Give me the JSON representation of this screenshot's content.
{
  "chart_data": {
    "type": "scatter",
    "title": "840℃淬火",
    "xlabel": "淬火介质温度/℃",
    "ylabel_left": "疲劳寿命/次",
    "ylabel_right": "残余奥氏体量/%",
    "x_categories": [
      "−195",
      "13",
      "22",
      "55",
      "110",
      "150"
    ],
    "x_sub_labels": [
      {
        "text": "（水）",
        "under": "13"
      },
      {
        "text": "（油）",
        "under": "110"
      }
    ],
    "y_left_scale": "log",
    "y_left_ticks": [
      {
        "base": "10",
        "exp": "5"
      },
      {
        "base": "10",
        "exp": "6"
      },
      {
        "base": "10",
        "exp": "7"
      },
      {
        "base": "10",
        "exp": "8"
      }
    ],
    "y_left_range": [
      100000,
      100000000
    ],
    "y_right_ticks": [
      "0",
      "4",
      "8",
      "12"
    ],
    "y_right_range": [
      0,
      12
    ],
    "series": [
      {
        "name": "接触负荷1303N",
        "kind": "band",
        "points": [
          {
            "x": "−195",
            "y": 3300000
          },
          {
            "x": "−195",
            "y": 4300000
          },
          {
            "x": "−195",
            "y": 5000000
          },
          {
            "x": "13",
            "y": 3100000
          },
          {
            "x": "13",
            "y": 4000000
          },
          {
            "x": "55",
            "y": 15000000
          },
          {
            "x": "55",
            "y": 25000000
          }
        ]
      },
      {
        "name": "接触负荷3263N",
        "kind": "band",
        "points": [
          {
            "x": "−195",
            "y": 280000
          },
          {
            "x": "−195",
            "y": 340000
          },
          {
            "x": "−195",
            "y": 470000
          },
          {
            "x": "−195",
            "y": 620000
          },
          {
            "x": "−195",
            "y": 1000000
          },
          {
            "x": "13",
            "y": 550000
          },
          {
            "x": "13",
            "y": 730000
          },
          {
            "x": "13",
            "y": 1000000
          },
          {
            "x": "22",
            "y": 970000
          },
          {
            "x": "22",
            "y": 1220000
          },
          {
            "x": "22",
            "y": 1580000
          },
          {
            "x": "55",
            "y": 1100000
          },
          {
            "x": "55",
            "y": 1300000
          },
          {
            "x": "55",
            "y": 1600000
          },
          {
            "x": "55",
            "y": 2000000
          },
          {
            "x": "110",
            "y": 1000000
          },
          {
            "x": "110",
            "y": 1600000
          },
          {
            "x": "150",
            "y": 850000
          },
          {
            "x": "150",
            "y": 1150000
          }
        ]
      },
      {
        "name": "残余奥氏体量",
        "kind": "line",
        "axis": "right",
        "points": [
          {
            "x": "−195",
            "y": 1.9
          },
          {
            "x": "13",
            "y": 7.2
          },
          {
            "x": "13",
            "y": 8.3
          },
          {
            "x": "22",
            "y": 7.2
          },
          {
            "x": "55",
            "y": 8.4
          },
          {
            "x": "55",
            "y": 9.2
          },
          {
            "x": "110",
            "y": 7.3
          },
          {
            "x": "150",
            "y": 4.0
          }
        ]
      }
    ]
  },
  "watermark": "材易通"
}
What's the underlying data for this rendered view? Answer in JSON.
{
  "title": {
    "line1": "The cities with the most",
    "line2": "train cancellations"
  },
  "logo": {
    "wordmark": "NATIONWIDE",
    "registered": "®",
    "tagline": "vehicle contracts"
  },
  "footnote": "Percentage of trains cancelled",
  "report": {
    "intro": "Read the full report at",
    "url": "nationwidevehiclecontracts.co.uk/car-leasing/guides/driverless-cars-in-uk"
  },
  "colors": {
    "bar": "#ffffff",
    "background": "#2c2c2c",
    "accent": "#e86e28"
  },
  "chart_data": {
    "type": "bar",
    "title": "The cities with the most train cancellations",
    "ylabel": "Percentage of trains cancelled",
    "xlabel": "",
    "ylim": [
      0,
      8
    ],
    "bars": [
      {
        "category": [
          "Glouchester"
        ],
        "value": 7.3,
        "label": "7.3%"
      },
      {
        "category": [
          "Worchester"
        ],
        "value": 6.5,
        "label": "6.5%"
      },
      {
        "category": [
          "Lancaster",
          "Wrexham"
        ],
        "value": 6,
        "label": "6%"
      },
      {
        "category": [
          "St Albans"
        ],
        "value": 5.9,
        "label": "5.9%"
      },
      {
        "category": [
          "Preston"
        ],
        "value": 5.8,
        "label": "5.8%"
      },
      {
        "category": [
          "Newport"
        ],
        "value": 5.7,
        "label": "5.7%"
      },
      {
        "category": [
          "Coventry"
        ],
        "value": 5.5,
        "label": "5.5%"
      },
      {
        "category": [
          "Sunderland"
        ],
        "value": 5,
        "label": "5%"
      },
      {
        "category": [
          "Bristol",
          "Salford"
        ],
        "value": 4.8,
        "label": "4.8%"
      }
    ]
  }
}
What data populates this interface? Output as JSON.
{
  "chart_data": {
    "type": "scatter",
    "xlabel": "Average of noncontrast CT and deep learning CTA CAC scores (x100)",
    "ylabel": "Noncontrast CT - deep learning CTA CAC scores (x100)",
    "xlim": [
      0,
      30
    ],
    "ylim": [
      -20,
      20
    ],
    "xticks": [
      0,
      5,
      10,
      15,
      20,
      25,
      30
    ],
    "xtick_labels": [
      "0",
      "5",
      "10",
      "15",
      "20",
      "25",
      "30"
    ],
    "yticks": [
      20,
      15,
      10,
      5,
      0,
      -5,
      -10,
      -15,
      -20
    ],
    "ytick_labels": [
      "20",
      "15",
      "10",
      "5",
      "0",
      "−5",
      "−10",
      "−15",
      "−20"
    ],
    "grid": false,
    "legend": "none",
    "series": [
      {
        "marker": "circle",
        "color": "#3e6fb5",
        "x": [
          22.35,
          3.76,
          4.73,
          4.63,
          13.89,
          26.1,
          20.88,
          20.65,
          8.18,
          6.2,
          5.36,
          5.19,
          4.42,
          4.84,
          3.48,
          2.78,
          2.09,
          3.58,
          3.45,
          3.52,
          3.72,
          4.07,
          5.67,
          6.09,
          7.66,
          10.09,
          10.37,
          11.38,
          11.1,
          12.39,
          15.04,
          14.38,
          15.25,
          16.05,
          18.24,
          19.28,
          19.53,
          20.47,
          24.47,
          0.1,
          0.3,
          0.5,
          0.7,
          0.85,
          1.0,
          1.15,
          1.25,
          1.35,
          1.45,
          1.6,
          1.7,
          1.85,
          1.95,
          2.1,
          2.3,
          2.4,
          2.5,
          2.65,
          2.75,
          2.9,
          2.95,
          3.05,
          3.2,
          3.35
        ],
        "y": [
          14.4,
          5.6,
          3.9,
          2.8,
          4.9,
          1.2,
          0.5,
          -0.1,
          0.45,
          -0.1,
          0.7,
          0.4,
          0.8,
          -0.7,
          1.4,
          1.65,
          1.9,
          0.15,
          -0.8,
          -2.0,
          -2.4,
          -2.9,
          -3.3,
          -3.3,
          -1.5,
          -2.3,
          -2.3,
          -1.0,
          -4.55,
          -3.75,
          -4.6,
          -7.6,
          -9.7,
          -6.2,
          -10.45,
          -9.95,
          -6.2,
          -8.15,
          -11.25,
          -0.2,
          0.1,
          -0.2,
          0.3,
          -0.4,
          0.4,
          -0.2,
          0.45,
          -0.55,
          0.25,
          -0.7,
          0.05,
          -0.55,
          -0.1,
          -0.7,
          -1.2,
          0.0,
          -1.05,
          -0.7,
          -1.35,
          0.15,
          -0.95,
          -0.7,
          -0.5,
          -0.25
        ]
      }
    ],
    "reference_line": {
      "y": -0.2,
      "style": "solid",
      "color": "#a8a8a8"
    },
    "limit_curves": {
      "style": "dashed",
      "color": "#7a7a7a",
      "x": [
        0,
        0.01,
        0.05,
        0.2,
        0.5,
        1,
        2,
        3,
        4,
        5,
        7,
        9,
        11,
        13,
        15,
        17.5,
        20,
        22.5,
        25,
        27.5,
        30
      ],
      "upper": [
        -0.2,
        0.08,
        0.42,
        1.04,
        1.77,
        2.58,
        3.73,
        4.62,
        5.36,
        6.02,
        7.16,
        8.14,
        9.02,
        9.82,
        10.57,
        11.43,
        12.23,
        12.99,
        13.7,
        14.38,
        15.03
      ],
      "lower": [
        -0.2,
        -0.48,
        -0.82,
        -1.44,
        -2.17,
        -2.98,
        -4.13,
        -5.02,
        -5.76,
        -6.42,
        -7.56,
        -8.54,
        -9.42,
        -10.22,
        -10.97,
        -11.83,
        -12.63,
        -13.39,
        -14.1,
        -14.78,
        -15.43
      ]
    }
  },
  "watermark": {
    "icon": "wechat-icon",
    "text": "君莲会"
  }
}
# # # #
Required task: Pull every line holding "with" out of the records.

Full answer:
    "line1": "The cities with the most",
    "title": "The cities with the most train cancellations",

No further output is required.